## Begin The records

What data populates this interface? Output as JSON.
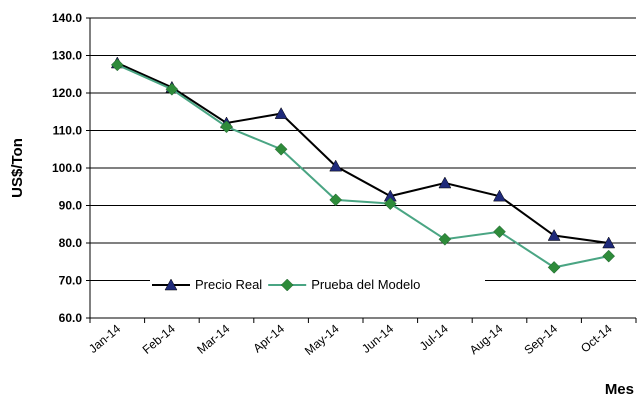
{
  "chart_data": {
    "type": "line",
    "x_label": "Mes",
    "y_label": "US$/Ton",
    "categories": [
      "Jan-14",
      "Feb-14",
      "Mar-14",
      "Apr-14",
      "May-14",
      "Jun-14",
      "Jul-14",
      "Aug-14",
      "Sep-14",
      "Oct-14"
    ],
    "series": [
      {
        "name": "Precio Real",
        "color": "#000000",
        "marker": "triangle",
        "marker_color": "#1f2a7a",
        "values": [
          128,
          121.5,
          112,
          114.5,
          100.5,
          92.5,
          96,
          92.5,
          82,
          80
        ]
      },
      {
        "name": "Prueba del Modelo",
        "color": "#4aa583",
        "marker": "diamond",
        "marker_color": "#2e8b3a",
        "values": [
          127.5,
          121,
          111,
          105,
          91.5,
          90.5,
          81,
          83,
          73.5,
          76.5
        ]
      }
    ],
    "ylim": [
      60,
      140
    ],
    "yticks": [
      {
        "value": 60,
        "label": "60.0"
      },
      {
        "value": 70,
        "label": "70.0"
      },
      {
        "value": 80,
        "label": "80.0"
      },
      {
        "value": 90,
        "label": "90.0"
      },
      {
        "value": 100,
        "label": "100.0"
      },
      {
        "value": 110,
        "label": "110.0"
      },
      {
        "value": 120,
        "label": "120.0"
      },
      {
        "value": 130,
        "label": "130.0"
      },
      {
        "value": 140,
        "label": "140.0"
      }
    ],
    "grid": true,
    "legend": "bottom-left"
  }
}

## End The records

● **Exercise**:
All of the lines above should be printed exactly, minus the pictures.

● **Solved problem**:
What data populates this interface? Output as JSON.
{
  "chart_data": {
    "type": "line",
    "x_label": "Mes",
    "y_label": "US$/Ton",
    "categories": [
      "Jan-14",
      "Feb-14",
      "Mar-14",
      "Apr-14",
      "May-14",
      "Jun-14",
      "Jul-14",
      "Aug-14",
      "Sep-14",
      "Oct-14"
    ],
    "series": [
      {
        "name": "Precio Real",
        "color": "#000000",
        "marker": "triangle",
        "marker_color": "#1f2a7a",
        "values": [
          128,
          121.5,
          112,
          114.5,
          100.5,
          92.5,
          96,
          92.5,
          82,
          80
        ]
      },
      {
        "name": "Prueba del Modelo",
        "color": "#4aa583",
        "marker": "diamond",
        "marker_color": "#2e8b3a",
        "values": [
          127.5,
          121,
          111,
          105,
          91.5,
          90.5,
          81,
          83,
          73.5,
          76.5
        ]
      }
    ],
    "ylim": [
      60,
      140
    ],
    "yticks": [
      {
        "value": 60,
        "label": "60.0"
      },
      {
        "value": 70,
        "label": "70.0"
      },
      {
        "value": 80,
        "label": "80.0"
      },
      {
        "value": 90,
        "label": "90.0"
      },
      {
        "value": 100,
        "label": "100.0"
      },
      {
        "value": 110,
        "label": "110.0"
      },
      {
        "value": 120,
        "label": "120.0"
      },
      {
        "value": 130,
        "label": "130.0"
      },
      {
        "value": 140,
        "label": "140.0"
      }
    ],
    "grid": true,
    "legend": "bottom-left"
  }
}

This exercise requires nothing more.